22 de novembro, 2005 - 10h01 GMT (08h01 Brasília)
Antes de Hollywood, o faroeste era um palco com Buffalo Bill no papel principal.
E antes do palco, Buffalo Bill era William Cody, nascido em Iowa e soldado do norte na guerra civil americana.
Depois, foi caçar búfalos para alimentar os empregados que construíam as estradas de ferro para o oeste.
Três novos livros contam como William Cody se transformou de caçador de animais indefesos no mito Buffalo Bill, dono de um show espetacular, e numa metáfora sobre como a América domava o oeste selvagem.
Ele teria escalpelado seu primeiro índio com apenas 11 e matado centenas deles, mas os autores dos livros não comprovaram nenhuma morte.
A transformação de caçador em herói e empresário foi resultado da imaginação de um romancista, do talento de um relações públicas, da visão de um administador e do irresistível carisma de Buffalo Bill.
O espetáculo do domador de fronteiras, no seu auge, tinha quase 600 artistas e empregados, entre eles mais de 100 índios de verdade contratados nas reservas.
O chefe Touro Sentado às vezes participava.
O show viajava em 18 vagões de trens e percorria 130 cidades por ano.
Terminava sempre com os cowboys salvando a casa de colonos atacada pelos índios.
Em Londres a rainha Vitoria pediu bis e, numa tarde, Buffalo Bill colocou numa mesma charrete os reis de Bélgica, Dinamarca, Grécia, Saxônia e o principe de Gales.
Buffalo Bill teve uma velhice infeliz. A estrela dele foi apagada pelo álcool, por acusações de abusos de seus empregados e por uma tentativa fracassada e humilhante de se divorciar da mulher, Lulu.
O matador de índios e búfalos foi romance, filme de Hollwood, peça na Broadway, mas nunca conseguiu conquistar o imaginário infantil e ser herói de gibi.

**Tarefa**: Transcreva do texto sobre Buffalo Bill o trecho que vai de "Buffalo Bill teve" até "da mulher, Lulu.", inclusive.

**Conjunto de dados**:
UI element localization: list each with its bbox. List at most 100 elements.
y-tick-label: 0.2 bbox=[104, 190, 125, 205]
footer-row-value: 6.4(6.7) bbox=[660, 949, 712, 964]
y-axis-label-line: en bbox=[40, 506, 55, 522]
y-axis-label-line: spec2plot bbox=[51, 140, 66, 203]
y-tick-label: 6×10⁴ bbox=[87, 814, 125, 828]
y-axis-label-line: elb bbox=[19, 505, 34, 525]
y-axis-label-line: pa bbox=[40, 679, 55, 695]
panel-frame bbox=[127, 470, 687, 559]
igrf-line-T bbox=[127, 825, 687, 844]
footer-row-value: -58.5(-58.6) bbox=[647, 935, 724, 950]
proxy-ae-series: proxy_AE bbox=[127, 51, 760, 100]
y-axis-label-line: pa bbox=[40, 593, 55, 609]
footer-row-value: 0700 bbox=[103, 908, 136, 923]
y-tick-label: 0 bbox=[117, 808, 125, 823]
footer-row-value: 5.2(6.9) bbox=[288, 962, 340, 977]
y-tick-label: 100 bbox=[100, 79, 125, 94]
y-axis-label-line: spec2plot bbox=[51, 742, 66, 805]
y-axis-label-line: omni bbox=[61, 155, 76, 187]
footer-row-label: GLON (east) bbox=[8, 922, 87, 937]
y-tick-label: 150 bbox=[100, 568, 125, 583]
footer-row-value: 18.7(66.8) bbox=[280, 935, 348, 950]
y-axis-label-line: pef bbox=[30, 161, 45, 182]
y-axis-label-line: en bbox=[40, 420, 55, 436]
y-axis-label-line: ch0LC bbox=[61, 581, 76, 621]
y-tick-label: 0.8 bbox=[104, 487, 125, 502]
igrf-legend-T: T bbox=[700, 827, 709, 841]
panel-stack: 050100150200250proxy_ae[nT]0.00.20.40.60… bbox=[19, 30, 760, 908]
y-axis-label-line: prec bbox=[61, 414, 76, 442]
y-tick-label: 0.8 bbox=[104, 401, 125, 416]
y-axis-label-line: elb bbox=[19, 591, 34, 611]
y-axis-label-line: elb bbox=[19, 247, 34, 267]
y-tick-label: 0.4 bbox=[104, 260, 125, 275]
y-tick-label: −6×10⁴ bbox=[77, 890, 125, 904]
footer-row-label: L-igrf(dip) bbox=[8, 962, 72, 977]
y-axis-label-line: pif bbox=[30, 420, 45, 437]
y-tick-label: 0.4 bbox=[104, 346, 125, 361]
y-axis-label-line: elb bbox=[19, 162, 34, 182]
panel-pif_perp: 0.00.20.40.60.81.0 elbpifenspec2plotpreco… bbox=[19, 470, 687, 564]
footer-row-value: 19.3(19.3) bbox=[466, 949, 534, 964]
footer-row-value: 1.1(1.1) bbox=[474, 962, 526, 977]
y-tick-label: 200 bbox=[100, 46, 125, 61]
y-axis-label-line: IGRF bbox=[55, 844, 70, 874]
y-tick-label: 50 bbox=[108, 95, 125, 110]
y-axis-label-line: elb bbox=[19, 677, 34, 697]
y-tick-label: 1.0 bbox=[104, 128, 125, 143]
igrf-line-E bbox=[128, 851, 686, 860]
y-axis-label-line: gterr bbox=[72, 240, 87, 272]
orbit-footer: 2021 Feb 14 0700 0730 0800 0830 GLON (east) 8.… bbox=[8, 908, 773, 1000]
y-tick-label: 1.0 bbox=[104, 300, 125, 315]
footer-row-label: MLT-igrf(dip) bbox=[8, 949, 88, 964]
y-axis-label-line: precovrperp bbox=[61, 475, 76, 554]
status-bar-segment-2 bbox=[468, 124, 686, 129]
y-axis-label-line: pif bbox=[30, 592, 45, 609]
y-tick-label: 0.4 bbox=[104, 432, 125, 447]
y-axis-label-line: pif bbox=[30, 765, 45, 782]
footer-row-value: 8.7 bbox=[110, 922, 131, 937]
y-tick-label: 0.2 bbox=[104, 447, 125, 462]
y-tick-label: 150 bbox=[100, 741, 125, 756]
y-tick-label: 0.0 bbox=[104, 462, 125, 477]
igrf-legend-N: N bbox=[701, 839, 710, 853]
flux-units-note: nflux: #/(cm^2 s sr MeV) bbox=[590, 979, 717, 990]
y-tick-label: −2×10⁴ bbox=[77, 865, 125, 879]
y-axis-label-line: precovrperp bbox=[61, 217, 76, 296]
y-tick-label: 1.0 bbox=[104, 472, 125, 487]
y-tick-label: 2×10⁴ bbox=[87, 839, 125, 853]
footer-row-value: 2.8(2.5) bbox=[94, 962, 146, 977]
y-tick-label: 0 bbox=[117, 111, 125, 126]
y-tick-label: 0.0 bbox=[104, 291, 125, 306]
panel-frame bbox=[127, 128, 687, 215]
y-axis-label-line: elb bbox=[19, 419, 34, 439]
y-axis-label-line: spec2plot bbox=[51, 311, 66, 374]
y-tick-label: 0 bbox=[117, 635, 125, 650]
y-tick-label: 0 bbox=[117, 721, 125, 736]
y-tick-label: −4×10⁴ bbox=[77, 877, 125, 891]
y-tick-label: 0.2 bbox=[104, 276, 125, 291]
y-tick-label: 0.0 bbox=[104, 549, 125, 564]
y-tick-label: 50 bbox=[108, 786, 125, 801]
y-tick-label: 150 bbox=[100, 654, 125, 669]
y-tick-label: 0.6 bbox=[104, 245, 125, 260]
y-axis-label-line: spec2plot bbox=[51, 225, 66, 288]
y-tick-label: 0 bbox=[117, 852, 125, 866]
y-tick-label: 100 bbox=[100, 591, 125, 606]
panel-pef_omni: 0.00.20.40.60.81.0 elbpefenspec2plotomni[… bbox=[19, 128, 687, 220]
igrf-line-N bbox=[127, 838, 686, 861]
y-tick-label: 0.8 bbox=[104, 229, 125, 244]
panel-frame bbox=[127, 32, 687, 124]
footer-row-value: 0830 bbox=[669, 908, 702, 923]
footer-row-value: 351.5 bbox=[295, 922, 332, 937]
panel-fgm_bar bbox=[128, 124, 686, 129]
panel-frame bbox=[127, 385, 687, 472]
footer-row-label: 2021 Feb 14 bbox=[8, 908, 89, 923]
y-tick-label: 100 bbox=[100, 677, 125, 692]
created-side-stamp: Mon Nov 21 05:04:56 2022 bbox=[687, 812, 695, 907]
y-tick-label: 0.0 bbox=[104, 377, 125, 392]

**Resposta**:
Buffalo Bill teve uma velhice infeliz. A estrela dele foi apagada pelo álcool, por acusações de abusos de seus empregados e por uma tentativa fracassada e humilhante de se divorciar da mulher, Lulu.